Each entry should be quoted word for word, including every mark of punctuation.

Provided data:

>> Begin

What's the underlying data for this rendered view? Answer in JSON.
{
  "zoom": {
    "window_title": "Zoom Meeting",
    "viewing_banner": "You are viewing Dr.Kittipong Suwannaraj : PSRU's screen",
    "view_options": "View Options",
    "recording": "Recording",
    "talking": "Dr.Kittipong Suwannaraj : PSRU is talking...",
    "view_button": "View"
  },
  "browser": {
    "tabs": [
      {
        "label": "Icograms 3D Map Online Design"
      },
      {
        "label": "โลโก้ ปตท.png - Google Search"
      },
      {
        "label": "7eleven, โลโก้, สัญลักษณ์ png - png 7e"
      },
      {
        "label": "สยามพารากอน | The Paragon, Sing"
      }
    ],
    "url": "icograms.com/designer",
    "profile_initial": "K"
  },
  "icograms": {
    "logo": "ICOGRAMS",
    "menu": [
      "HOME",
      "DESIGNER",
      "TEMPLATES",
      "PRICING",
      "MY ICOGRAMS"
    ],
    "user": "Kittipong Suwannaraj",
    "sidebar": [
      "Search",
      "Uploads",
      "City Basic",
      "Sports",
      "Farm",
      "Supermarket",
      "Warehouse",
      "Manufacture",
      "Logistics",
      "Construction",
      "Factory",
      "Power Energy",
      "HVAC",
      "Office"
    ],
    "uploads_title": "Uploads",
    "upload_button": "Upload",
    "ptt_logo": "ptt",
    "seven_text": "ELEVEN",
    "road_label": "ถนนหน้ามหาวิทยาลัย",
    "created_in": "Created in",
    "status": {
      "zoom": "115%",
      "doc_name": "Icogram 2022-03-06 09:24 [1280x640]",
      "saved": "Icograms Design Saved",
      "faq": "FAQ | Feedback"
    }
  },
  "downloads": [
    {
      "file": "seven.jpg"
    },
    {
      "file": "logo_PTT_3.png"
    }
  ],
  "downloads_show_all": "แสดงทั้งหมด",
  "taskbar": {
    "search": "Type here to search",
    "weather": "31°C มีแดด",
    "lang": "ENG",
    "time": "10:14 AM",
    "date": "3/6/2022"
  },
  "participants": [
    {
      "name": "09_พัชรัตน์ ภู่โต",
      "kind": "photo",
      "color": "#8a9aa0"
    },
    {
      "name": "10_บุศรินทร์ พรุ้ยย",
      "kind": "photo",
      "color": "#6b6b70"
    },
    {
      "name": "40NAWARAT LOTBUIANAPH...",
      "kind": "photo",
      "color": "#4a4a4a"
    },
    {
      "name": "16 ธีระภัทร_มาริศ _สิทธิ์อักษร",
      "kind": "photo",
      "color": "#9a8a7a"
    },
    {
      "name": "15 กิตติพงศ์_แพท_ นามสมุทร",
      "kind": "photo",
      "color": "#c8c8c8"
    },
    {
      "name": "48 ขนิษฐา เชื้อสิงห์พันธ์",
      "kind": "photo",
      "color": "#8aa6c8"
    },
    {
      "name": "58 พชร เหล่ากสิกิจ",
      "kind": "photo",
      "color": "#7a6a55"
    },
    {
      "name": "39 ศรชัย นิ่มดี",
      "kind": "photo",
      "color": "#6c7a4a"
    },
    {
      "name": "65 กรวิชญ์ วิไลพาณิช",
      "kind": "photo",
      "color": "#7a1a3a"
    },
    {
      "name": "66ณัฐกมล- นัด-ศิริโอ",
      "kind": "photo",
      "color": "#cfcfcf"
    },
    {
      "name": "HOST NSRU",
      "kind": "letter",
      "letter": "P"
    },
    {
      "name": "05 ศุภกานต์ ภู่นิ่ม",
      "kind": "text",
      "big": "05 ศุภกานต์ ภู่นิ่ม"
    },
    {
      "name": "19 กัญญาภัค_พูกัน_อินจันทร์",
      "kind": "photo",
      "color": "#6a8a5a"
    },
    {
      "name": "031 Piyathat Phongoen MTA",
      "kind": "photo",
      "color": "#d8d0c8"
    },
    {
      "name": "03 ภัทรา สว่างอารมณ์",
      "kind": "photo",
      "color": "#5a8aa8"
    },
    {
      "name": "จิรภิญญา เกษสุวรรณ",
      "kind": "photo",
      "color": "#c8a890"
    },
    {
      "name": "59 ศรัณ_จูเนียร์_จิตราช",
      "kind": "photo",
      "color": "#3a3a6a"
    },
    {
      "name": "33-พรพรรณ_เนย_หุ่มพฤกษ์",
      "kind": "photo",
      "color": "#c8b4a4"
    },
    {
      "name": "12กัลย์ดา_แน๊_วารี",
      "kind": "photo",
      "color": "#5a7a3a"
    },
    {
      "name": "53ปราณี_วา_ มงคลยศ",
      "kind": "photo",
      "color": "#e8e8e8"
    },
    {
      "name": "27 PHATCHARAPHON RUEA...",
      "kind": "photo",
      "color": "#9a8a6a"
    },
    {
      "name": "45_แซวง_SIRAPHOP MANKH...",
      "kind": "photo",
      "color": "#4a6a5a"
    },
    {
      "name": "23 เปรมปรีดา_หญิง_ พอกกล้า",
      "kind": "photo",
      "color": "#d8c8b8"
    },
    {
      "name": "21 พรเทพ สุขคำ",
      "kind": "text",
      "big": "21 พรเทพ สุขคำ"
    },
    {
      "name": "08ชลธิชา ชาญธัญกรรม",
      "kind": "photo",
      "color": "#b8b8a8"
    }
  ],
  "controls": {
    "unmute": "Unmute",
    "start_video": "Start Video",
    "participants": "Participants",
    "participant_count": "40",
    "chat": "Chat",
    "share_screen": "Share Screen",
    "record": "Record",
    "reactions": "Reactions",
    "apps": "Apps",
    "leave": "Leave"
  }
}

>> End

Correct answer:
What's the underlying data for this rendered view? Answer in JSON.
{
  "zoom": {
    "window_title": "Zoom Meeting",
    "viewing_banner": "You are viewing Dr.Kittipong Suwannaraj : PSRU's screen",
    "view_options": "View Options",
    "recording": "Recording",
    "talking": "Dr.Kittipong Suwannaraj : PSRU is talking...",
    "view_button": "View"
  },
  "browser": {
    "tabs": [
      {
        "label": "Icograms 3D Map Online Design"
      },
      {
        "label": "โลโก้ ปตท.png - Google Search"
      },
      {
        "label": "7eleven, โลโก้, สัญลักษณ์ png - png 7e"
      },
      {
        "label": "สยามพารากอน | The Paragon, Sing"
      }
    ],
    "url": "icograms.com/designer",
    "profile_initial": "K"
  },
  "icograms": {
    "logo": "ICOGRAMS",
    "menu": [
      "HOME",
      "DESIGNER",
      "TEMPLATES",
      "PRICING",
      "MY ICOGRAMS"
    ],
    "user": "Kittipong Suwannaraj",
    "sidebar": [
      "Search",
      "Uploads",
      "City Basic",
      "Sports",
      "Farm",
      "Supermarket",
      "Warehouse",
      "Manufacture",
      "Logistics",
      "Construction",
      "Factory",
      "Power Energy",
      "HVAC",
      "Office"
    ],
    "uploads_title": "Uploads",
    "upload_button": "Upload",
    "ptt_logo": "ptt",
    "seven_text": "ELEVEN",
    "road_label": "ถนนหน้ามหาวิทยาลัย",
    "created_in": "Created in",
    "status": {
      "zoom": "115%",
      "doc_name": "Icogram 2022-03-06 09:24 [1280x640]",
      "saved": "Icograms Design Saved",
      "faq": "FAQ | Feedback"
    }
  },
  "downloads": [
    {
      "file": "seven.jpg"
    },
    {
      "file": "logo_PTT_3.png"
    }
  ],
  "downloads_show_all": "แสดงทั้งหมด",
  "taskbar": {
    "search": "Type here to search",
    "weather": "31°C มีแดด",
    "lang": "ENG",
    "time": "10:14 AM",
    "date": "3/6/2022"
  },
  "participants": [
    {
      "name": "09_พัชรัตน์ ภู่โต",
      "kind": "photo",
      "color": "#8a9aa0"
    },
    {
      "name": "10_บุศรินทร์ พรุ้ยย",
      "kind": "photo",
      "color": "#6b6b70"
    },
    {
      "name": "40NAWARAT LOTBUIANAPH...",
      "kind": "photo",
      "color": "#4a4a4a"
    },
    {
      "name": "16 ธีระภัทร_มาริศ _สิทธิ์อักษร",
      "kind": "photo",
      "color": "#9a8a7a"
    },
    {
      "name": "15 กิตติพงศ์_แพท_ นามสมุทร",
      "kind": "photo",
      "color": "#c8c8c8"
    },
    {
      "name": "48 ขนิษฐา เชื้อสิงห์พันธ์",
      "kind": "photo",
      "color": "#8aa6c8"
    },
    {
      "name": "58 พชร เหล่ากสิกิจ",
      "kind": "photo",
      "color": "#7a6a55"
    },
    {
      "name": "39 ศรชัย นิ่มดี",
      "kind": "photo",
      "color": "#6c7a4a"
    },
    {
      "name": "65 กรวิชญ์ วิไลพาณิช",
      "kind": "photo",
      "color": "#7a1a3a"
    },
    {
      "name": "66ณัฐกมล- นัด-ศิริโอ",
      "kind": "photo",
      "color": "#cfcfcf"
    },
    {
      "name": "HOST NSRU",
      "kind": "letter",
      "letter": "P"
    },
    {
      "name": "05 ศุภกานต์ ภู่นิ่ม",
      "kind": "text",
      "big": "05 ศุภกานต์ ภู่นิ่ม"
    },
    {
      "name": "19 กัญญาภัค_พูกัน_อินจันทร์",
      "kind": "photo",
      "color": "#6a8a5a"
    },
    {
      "name": "031 Piyathat Phongoen MTA",
      "kind": "photo",
      "color": "#d8d0c8"
    },
    {
      "name": "03 ภัทรา สว่างอารมณ์",
      "kind": "photo",
      "color": "#5a8aa8"
    },
    {
      "name": "จิรภิญญา เกษสุวรรณ",
      "kind": "photo",
      "color": "#c8a890"
    },
    {
      "name": "59 ศรัณ_จูเนียร์_จิตราช",
      "kind": "photo",
      "color": "#3a3a6a"
    },
    {
      "name": "33-พรพรรณ_เนย_หุ่มพฤกษ์",
      "kind": "photo",
      "color": "#c8b4a4"
    },
    {
      "name": "12กัลย์ดา_แน๊_วารี",
      "kind": "photo",
      "color": "#5a7a3a"
    },
    {
      "name": "53ปราณี_วา_ มงคลยศ",
      "kind": "photo",
      "color": "#e8e8e8"
    },
    {
      "name": "27 PHATCHARAPHON RUEA...",
      "kind": "photo",
      "color": "#9a8a6a"
    },
    {
      "name": "45_แซวง_SIRAPHOP MANKH...",
      "kind": "photo",
      "color": "#4a6a5a"
    },
    {
      "name": "23 เปรมปรีดา_หญิง_ พอกกล้า",
      "kind": "photo",
      "color": "#d8c8b8"
    },
    {
      "name": "21 พรเทพ สุขคำ",
      "kind": "text",
      "big": "21 พรเทพ สุขคำ"
    },
    {
      "name": "08ชลธิชา ชาญธัญกรรม",
      "kind": "photo",
      "color": "#b8b8a8"
    }
  ],
  "controls": {
    "unmute": "Unmute",
    "start_video": "Start Video",
    "participants": "Participants",
    "participant_count": "40",
    "chat": "Chat",
    "share_screen": "Share Screen",
    "record": "Record",
    "reactions": "Reactions",
    "apps": "Apps",
    "leave": "Leave"
  }
}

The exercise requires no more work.